* _Input for this task_
========

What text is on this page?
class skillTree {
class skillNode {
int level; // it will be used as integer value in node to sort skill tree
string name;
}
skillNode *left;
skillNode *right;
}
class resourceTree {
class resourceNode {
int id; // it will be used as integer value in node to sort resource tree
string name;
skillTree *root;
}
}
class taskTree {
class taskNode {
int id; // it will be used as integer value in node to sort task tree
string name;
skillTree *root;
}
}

========

Reproduce the material above without altering a single character.

* _Answer for this exercise_
What text is on this page?
class skillTree {
class skillNode {
int level; // it will be used as integer value in node to sort skill tree
string name;
}
skillNode *left;
skillNode *right;
}
class resourceTree {
class resourceNode {
int id; // it will be used as integer value in node to sort resource tree
string name;
skillTree *root;
}
}
class taskTree {
class taskNode {
int id; // it will be used as integer value in node to sort task tree
string name;
skillTree *root;
}
}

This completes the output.